= DATA ROWS =
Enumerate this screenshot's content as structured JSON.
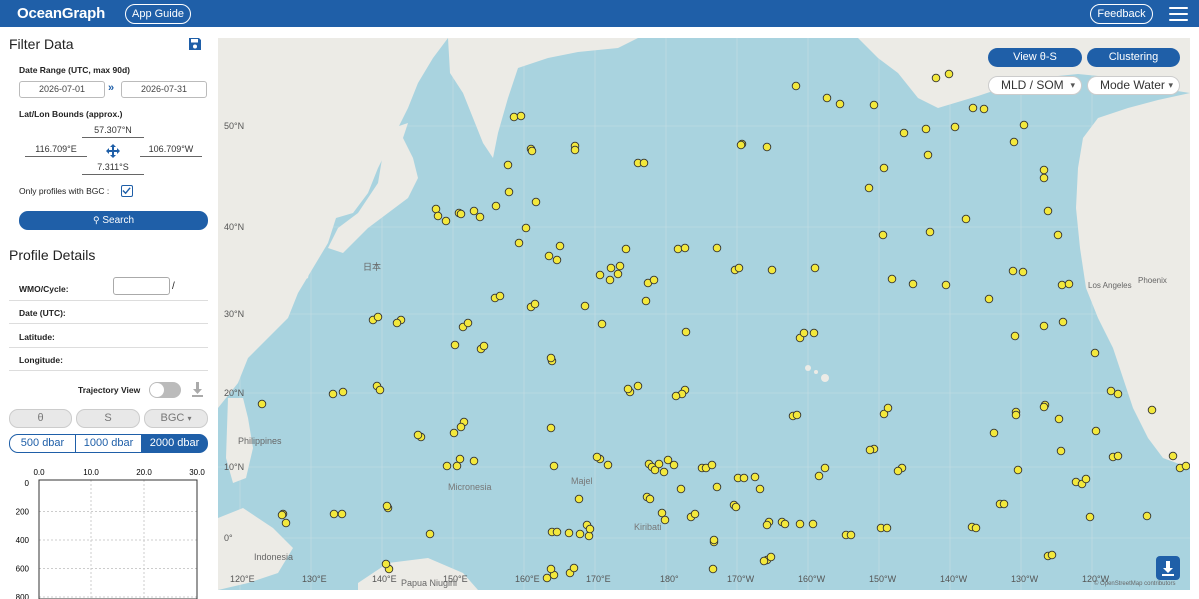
{
  "header": {
    "logo": "OceanGraph",
    "app_guide": "App Guide",
    "feedback": "Feedback"
  },
  "filter": {
    "title": "Filter Data",
    "date_range_label": "Date Range (UTC, max 90d)",
    "date_start": "2026-07-01",
    "date_end": "2026-07-31",
    "bounds_label": "Lat/Lon Bounds (approx.)",
    "north": "57.307°N",
    "west": "116.709°E",
    "east": "106.709°W",
    "south": "7.311°S",
    "bgc_label": "Only profiles with BGC :",
    "bgc_checked": true,
    "search_label": "Search"
  },
  "profile": {
    "title": "Profile Details",
    "wmo_label": "WMO/Cycle:",
    "wmo_sep": "/",
    "date_label": "Date (UTC):",
    "lat_label": "Latitude:",
    "lon_label": "Longitude:",
    "trajectory_label": "Trajectory View",
    "vars": [
      "θ",
      "S",
      "BGC"
    ],
    "depths": [
      "500 dbar",
      "1000 dbar",
      "2000 dbar"
    ],
    "active_depth": "2000 dbar"
  },
  "plot": {
    "x_ticks": [
      "0.0",
      "10.0",
      "20.0",
      "30.0"
    ],
    "y_ticks": [
      "0",
      "200",
      "400",
      "600",
      "800"
    ]
  },
  "map": {
    "view_ts": "View θ-S",
    "clustering": "Clustering",
    "layer_select": "MLD / SOM",
    "mode_select": "Mode Water",
    "attribution": "© OpenStreetMap contributors",
    "lon_labels": [
      "120°E",
      "130°E",
      "140°E",
      "150°E",
      "160°E",
      "170°E",
      "180°",
      "170°W",
      "160°W",
      "150°W",
      "140°W",
      "130°W",
      "120°W"
    ],
    "lat_labels": [
      "50°N",
      "40°N",
      "30°N",
      "20°N",
      "10°N",
      "0°"
    ],
    "place_labels": [
      "Micronesia",
      "Kiribati",
      "Papua Niugini",
      "Indonesia",
      "Philippines",
      "Majel",
      "Los Angeles",
      "Phoenix",
      "日本"
    ],
    "colors": {
      "ocean": "#a9d3df",
      "land": "#ecebe6",
      "float": "#f3e83c"
    }
  }
}
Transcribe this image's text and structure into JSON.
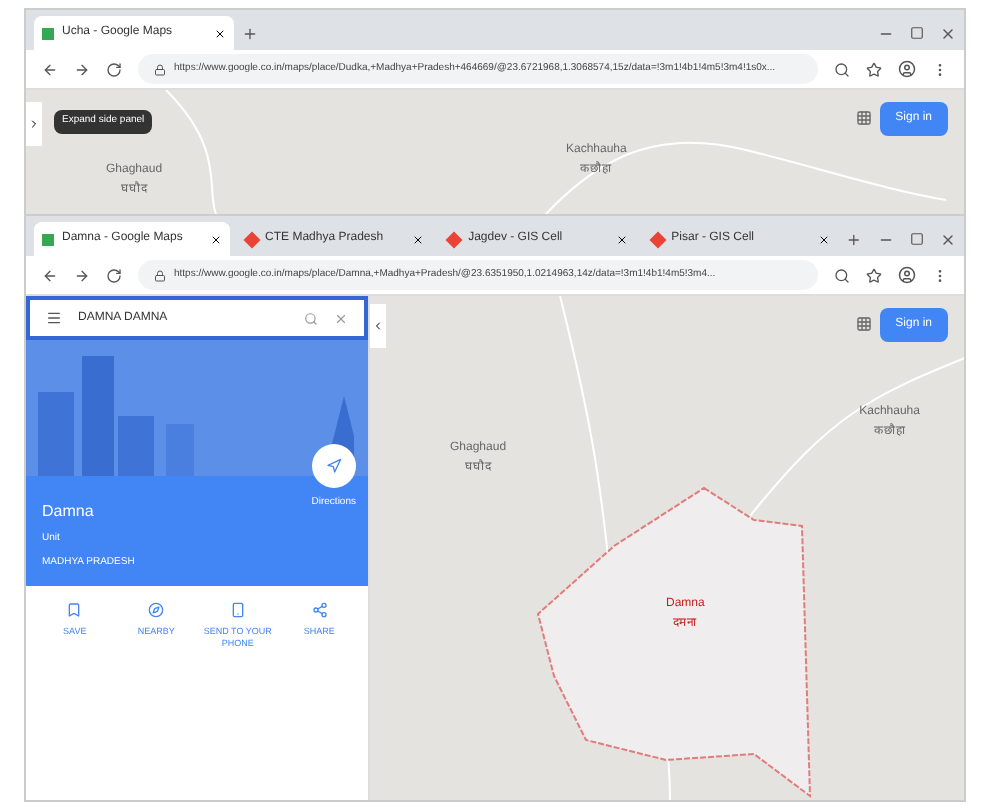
{
  "back_window": {
    "tabs": [
      {
        "label": "Ucha - Google Maps",
        "selected": true
      }
    ],
    "url": "https://www.google.co.in/maps/place/Dudka,+Madhya+Pradesh+464669/@23.6721968,1.3068574,15z/data=!3m1!4b1!4m5!3m4!1s0x...",
    "tooltip": "Expand side panel",
    "sign_in": "Sign in",
    "map_labels": [
      {
        "name": "Ghaghaud",
        "local": "घघौद"
      },
      {
        "name": "Kachhauha",
        "local": "कछौहा"
      }
    ]
  },
  "front_window": {
    "tabs": [
      {
        "label": "Damna - Google Maps",
        "selected": true
      },
      {
        "label": "CTE Madhya Pradesh",
        "selected": false
      },
      {
        "label": "Jagdev - GIS Cell",
        "selected": false
      },
      {
        "label": "Pisar - GIS Cell",
        "selected": false
      }
    ],
    "url": "https://www.google.co.in/maps/place/Damna,+Madhya+Pradesh/@23.6351950,1.0214963,14z/data=!3m1!4b1!4m5!3m4...",
    "search": {
      "value": "DAMNA DAMNA"
    },
    "place": {
      "name": "Damna",
      "type": "Unit",
      "region": "MADHYA PRADESH",
      "directions": "Directions"
    },
    "actions": [
      {
        "kind": "save",
        "label": "SAVE"
      },
      {
        "kind": "nearby",
        "label": "NEARBY"
      },
      {
        "kind": "phone",
        "label": "SEND TO YOUR PHONE"
      },
      {
        "kind": "share",
        "label": "SHARE"
      }
    ],
    "sign_in": "Sign in",
    "map_labels": [
      {
        "name": "Ghaghaud",
        "local": "घघौद"
      },
      {
        "name": "Kachhauha",
        "local": "कछौहा"
      }
    ],
    "area_label": {
      "name": "Damna",
      "local": "दमना"
    }
  }
}
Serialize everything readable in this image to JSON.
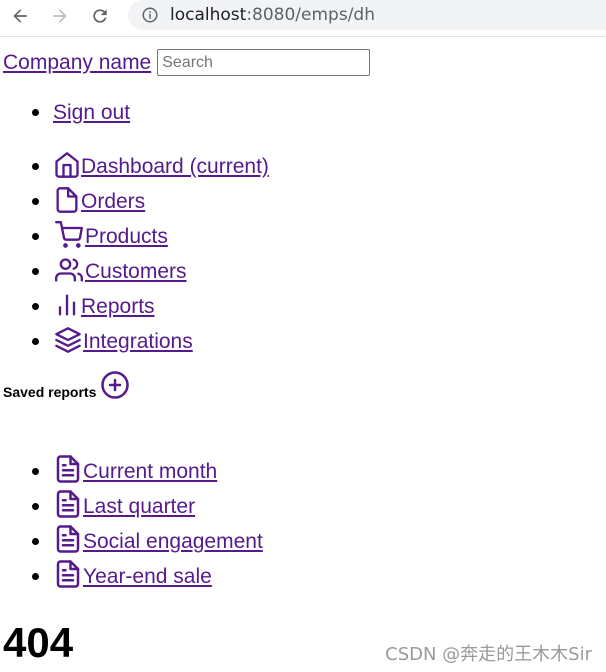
{
  "browser": {
    "url_host": "localhost",
    "url_rest": ":8080/emps/dh"
  },
  "header": {
    "brand": "Company name",
    "search_placeholder": "Search"
  },
  "account": {
    "sign_out": "Sign out"
  },
  "nav": {
    "items": [
      {
        "label": " Dashboard (current)",
        "icon": "home-icon"
      },
      {
        "label": " Orders",
        "icon": "file-icon"
      },
      {
        "label": " Products",
        "icon": "shopping-cart-icon"
      },
      {
        "label": " Customers",
        "icon": "users-icon"
      },
      {
        "label": " Reports",
        "icon": "bar-chart-icon"
      },
      {
        "label": " Integrations",
        "icon": "layers-icon"
      }
    ]
  },
  "saved_reports": {
    "heading": "Saved reports",
    "items": [
      {
        "label": " Current month",
        "icon": "file-text-icon"
      },
      {
        "label": " Last quarter",
        "icon": "file-text-icon"
      },
      {
        "label": " Social engagement",
        "icon": "file-text-icon"
      },
      {
        "label": " Year-end sale",
        "icon": "file-text-icon"
      }
    ]
  },
  "main": {
    "error_code": "404"
  },
  "watermark": "CSDN @奔走的王木木Sir",
  "colors": {
    "link": "#551a8b",
    "chrome_bg": "#f1f3f4"
  }
}
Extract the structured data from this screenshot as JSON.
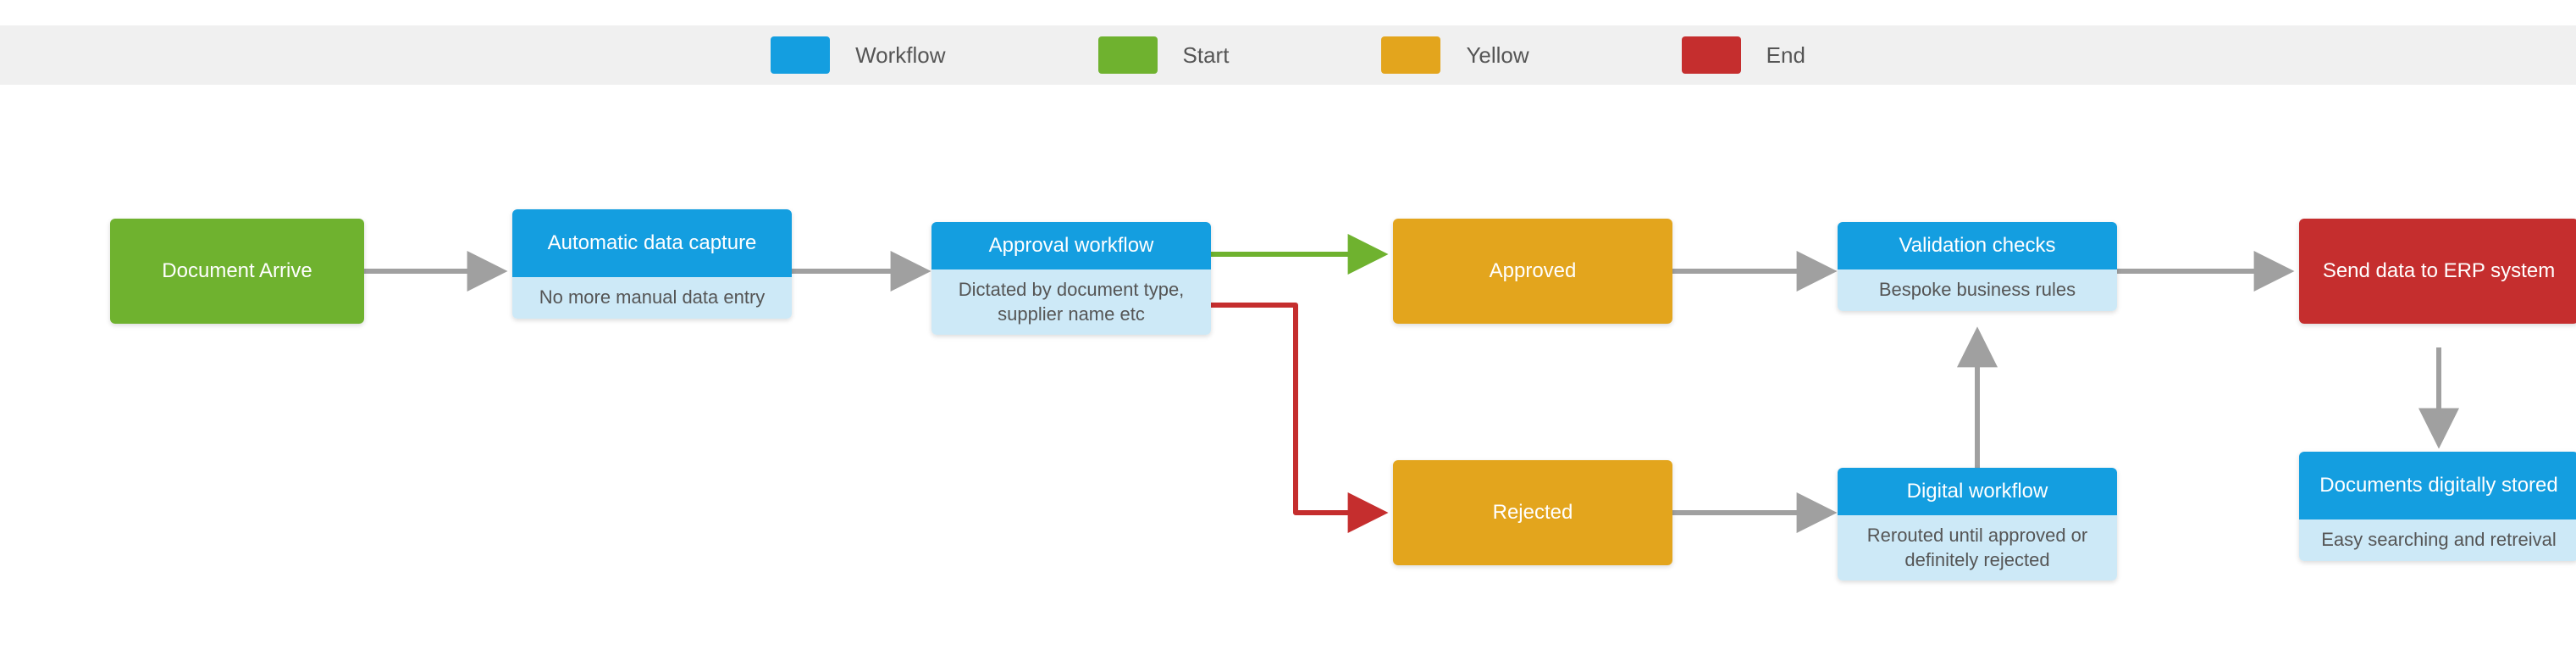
{
  "legend": [
    {
      "label": "Workflow",
      "color": "#149ee0"
    },
    {
      "label": "Start",
      "color": "#6fb22f"
    },
    {
      "label": "Yellow",
      "color": "#e3a51d"
    },
    {
      "label": "End",
      "color": "#c52e2e"
    }
  ],
  "nodes": {
    "start": {
      "title": "Document Arrive",
      "sub": ""
    },
    "capture": {
      "title": "Automatic data capture",
      "sub": "No more manual data entry"
    },
    "approval": {
      "title": "Approval workflow",
      "sub": "Dictated by document type, supplier name etc"
    },
    "approved": {
      "title": "Approved",
      "sub": ""
    },
    "rejected": {
      "title": "Rejected",
      "sub": ""
    },
    "validation": {
      "title": "Validation checks",
      "sub": "Bespoke business rules"
    },
    "digital": {
      "title": "Digital workflow",
      "sub": "Rerouted until approved or definitely rejected"
    },
    "send": {
      "title": "Send data to ERP system",
      "sub": ""
    },
    "stored": {
      "title": "Documents digitally stored",
      "sub": "Easy searching and retreival"
    }
  },
  "colors": {
    "arrow_gray": "#a0a0a0",
    "arrow_green": "#6fb22f",
    "arrow_red": "#c52e2e"
  },
  "chart_data": {
    "type": "flowchart",
    "title": "",
    "nodes": [
      {
        "id": "start",
        "label": "Document Arrive",
        "sub": "",
        "kind": "start",
        "color": "#6fb22f"
      },
      {
        "id": "capture",
        "label": "Automatic data capture",
        "sub": "No more manual data entry",
        "kind": "workflow",
        "color": "#149ee0"
      },
      {
        "id": "approval",
        "label": "Approval workflow",
        "sub": "Dictated by document type, supplier name etc",
        "kind": "workflow",
        "color": "#149ee0"
      },
      {
        "id": "approved",
        "label": "Approved",
        "sub": "",
        "kind": "decision",
        "color": "#e3a51d"
      },
      {
        "id": "rejected",
        "label": "Rejected",
        "sub": "",
        "kind": "decision",
        "color": "#e3a51d"
      },
      {
        "id": "validation",
        "label": "Validation checks",
        "sub": "Bespoke business rules",
        "kind": "workflow",
        "color": "#149ee0"
      },
      {
        "id": "digital",
        "label": "Digital workflow",
        "sub": "Rerouted until approved or definitely rejected",
        "kind": "workflow",
        "color": "#149ee0"
      },
      {
        "id": "send",
        "label": "Send data to ERP system",
        "sub": "",
        "kind": "end",
        "color": "#c52e2e"
      },
      {
        "id": "stored",
        "label": "Documents digitally stored",
        "sub": "Easy searching and retreival",
        "kind": "workflow",
        "color": "#149ee0"
      }
    ],
    "edges": [
      {
        "from": "start",
        "to": "capture",
        "color": "#a0a0a0"
      },
      {
        "from": "capture",
        "to": "approval",
        "color": "#a0a0a0"
      },
      {
        "from": "approval",
        "to": "approved",
        "color": "#6fb22f"
      },
      {
        "from": "approval",
        "to": "rejected",
        "color": "#c52e2e"
      },
      {
        "from": "approved",
        "to": "validation",
        "color": "#a0a0a0"
      },
      {
        "from": "rejected",
        "to": "digital",
        "color": "#a0a0a0"
      },
      {
        "from": "digital",
        "to": "validation",
        "color": "#a0a0a0"
      },
      {
        "from": "validation",
        "to": "send",
        "color": "#a0a0a0"
      },
      {
        "from": "send",
        "to": "stored",
        "color": "#a0a0a0"
      }
    ],
    "legend": [
      {
        "label": "Workflow",
        "color": "#149ee0"
      },
      {
        "label": "Start",
        "color": "#6fb22f"
      },
      {
        "label": "Yellow",
        "color": "#e3a51d"
      },
      {
        "label": "End",
        "color": "#c52e2e"
      }
    ]
  }
}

= TO DO =
Using the entries above, return each line in which the word "Automatic" occurs.

= EXERCISE SOLUTION =
      "title": "Automatic data capture",
        "label": "Automatic data capture",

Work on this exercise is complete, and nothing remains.